***** Information supplied *****

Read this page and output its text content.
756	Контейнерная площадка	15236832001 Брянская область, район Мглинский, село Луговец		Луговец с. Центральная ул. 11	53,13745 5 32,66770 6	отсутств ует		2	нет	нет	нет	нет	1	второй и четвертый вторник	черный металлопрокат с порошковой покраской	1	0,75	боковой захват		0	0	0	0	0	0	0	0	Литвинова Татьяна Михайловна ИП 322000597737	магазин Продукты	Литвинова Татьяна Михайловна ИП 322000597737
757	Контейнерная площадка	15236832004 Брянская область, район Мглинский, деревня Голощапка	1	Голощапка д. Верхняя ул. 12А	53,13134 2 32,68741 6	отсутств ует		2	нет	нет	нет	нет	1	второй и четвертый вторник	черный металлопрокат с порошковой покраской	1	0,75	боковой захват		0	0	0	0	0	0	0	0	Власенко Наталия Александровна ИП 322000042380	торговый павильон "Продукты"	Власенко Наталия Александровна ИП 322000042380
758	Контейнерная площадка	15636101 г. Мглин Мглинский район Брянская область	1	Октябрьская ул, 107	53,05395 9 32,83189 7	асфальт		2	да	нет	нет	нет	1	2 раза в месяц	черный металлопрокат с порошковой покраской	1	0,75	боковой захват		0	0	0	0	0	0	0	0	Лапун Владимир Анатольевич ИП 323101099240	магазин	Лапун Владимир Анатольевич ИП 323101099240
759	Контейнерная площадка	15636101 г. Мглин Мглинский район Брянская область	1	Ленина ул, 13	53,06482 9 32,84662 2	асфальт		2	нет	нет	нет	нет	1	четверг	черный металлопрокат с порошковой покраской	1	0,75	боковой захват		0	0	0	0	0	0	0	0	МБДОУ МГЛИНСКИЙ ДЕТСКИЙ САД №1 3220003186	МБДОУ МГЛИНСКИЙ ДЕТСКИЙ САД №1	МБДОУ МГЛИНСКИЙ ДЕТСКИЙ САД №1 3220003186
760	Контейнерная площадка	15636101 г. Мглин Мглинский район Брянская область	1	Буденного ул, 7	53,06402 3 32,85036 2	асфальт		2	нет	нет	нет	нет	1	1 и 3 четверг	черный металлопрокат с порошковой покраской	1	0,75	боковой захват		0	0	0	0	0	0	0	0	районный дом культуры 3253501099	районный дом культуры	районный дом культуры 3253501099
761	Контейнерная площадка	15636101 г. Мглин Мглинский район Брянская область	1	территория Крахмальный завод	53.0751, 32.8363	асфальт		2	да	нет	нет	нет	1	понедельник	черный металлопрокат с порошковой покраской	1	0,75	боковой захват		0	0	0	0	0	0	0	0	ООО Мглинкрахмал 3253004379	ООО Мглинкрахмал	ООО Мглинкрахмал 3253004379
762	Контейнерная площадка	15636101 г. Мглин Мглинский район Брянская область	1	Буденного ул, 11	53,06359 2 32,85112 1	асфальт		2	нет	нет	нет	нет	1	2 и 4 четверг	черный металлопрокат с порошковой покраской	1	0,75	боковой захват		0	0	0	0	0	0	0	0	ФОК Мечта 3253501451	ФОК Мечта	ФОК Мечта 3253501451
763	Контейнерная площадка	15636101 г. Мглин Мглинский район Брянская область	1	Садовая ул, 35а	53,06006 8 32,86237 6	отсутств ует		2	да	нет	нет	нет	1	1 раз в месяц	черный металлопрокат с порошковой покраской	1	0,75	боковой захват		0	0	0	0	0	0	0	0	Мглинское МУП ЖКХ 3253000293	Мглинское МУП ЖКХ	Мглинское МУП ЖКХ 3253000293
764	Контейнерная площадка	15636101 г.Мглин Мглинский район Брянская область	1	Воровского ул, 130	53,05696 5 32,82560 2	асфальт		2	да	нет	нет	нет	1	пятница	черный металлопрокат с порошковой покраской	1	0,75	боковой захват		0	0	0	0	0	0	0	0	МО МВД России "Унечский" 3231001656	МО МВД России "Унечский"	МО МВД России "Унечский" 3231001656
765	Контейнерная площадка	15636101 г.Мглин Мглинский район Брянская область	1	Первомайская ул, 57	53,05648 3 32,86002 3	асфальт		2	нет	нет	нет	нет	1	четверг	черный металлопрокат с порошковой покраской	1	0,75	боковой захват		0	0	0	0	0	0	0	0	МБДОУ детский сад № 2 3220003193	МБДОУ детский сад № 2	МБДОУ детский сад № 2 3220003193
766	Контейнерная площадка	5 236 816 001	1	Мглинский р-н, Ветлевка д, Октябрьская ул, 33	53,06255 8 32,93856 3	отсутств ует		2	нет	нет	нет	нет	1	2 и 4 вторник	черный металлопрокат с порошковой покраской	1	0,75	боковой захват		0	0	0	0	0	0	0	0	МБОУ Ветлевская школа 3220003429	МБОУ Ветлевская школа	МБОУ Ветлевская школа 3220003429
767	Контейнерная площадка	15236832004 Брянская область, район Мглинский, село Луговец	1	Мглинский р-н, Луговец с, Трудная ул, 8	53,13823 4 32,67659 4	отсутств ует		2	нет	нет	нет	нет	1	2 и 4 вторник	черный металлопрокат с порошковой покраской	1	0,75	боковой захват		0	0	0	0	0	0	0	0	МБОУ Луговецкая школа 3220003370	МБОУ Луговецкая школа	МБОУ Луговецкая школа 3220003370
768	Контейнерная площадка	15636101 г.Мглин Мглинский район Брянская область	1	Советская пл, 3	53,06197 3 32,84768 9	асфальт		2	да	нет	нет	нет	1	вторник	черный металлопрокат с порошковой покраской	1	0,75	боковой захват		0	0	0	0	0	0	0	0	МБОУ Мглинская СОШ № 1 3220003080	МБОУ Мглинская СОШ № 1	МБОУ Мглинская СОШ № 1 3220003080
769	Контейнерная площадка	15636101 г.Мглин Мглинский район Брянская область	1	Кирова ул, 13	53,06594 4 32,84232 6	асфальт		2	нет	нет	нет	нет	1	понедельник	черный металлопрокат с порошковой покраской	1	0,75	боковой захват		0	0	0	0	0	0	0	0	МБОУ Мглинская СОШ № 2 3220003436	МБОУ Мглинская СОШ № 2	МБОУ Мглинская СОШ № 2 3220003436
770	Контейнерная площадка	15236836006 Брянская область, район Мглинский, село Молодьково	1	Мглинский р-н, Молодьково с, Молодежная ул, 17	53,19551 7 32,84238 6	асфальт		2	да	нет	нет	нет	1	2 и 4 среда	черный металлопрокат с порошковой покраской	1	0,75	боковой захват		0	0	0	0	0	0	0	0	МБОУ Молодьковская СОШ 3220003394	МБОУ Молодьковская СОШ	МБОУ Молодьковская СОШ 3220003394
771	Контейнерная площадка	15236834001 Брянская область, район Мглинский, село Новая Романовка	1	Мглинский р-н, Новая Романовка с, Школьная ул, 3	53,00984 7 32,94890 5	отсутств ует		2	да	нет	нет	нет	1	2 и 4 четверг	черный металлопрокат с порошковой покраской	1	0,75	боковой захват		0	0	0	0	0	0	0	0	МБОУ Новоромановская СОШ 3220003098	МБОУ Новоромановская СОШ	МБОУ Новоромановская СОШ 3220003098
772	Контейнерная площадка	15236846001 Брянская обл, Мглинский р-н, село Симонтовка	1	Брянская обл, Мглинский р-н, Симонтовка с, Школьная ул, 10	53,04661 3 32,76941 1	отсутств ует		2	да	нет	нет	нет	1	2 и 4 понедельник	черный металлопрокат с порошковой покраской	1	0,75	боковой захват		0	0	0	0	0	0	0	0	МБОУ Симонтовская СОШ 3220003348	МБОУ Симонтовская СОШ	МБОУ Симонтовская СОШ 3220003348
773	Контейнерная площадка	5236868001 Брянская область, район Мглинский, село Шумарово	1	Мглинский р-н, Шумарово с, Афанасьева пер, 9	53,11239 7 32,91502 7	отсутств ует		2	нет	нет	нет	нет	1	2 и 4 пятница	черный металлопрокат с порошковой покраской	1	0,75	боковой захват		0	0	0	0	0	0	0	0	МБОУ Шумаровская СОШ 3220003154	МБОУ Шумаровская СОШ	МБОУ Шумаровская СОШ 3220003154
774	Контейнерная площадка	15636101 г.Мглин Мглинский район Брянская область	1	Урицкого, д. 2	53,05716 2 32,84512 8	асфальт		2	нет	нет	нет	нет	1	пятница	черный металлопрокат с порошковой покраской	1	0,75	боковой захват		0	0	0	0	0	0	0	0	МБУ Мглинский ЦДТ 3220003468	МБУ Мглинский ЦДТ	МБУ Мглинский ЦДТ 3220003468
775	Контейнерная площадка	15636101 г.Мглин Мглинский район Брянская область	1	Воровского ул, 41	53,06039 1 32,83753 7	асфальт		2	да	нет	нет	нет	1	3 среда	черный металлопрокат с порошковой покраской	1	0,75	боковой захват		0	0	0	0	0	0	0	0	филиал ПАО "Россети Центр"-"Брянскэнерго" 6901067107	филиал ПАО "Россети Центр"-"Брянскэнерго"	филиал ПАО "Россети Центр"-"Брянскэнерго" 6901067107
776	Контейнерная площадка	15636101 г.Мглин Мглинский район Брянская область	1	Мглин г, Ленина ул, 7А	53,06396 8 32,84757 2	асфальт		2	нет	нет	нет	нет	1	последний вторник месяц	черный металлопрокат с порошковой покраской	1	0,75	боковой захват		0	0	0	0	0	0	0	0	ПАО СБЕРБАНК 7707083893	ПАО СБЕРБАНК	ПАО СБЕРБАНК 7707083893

*****

> _What you are asked to do_
Tally every line of the listing that holds the string "месяц", then give the number by itself.

> _Final result_
3